Work to be completed — Show every line in the entries below where the word "data" appears.

-- START Records supplied --

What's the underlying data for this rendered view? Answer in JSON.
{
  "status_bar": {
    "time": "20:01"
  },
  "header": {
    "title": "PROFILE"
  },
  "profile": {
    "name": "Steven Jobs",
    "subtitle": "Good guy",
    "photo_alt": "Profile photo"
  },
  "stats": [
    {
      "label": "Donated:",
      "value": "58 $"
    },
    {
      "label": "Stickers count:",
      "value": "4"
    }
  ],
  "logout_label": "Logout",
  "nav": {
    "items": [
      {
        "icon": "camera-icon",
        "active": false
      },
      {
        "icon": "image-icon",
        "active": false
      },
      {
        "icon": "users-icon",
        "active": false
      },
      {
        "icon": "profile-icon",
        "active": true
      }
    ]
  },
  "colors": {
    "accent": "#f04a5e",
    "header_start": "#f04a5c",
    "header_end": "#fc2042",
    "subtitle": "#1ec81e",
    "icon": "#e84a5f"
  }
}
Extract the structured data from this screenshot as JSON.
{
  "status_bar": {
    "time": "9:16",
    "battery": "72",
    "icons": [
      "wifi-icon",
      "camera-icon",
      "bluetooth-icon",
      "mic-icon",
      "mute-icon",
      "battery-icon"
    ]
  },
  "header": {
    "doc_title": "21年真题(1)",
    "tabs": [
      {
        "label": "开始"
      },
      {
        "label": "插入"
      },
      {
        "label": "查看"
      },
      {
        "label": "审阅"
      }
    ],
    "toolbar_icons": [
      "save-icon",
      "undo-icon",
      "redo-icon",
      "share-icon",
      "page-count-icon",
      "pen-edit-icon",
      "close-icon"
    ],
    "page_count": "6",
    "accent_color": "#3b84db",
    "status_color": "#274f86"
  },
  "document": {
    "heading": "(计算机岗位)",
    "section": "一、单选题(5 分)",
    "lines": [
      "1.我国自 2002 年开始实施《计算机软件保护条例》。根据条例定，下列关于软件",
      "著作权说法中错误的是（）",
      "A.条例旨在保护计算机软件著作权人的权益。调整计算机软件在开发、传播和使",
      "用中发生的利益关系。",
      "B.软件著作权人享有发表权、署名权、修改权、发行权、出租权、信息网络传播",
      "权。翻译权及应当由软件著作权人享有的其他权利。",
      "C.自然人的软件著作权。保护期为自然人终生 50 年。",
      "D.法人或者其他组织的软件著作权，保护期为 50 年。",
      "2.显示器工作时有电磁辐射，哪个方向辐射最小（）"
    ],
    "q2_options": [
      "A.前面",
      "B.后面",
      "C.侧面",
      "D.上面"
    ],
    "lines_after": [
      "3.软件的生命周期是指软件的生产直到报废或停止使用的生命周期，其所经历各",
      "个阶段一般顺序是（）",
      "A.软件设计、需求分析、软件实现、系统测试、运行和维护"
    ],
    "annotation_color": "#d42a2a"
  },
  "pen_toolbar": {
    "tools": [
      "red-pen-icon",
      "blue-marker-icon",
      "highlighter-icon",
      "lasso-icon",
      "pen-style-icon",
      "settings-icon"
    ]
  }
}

-- END Records supplied --

Written solution —
What's the underlying data for this rendered view? Answer in JSON.
Extract the structured data from this screenshot as JSON.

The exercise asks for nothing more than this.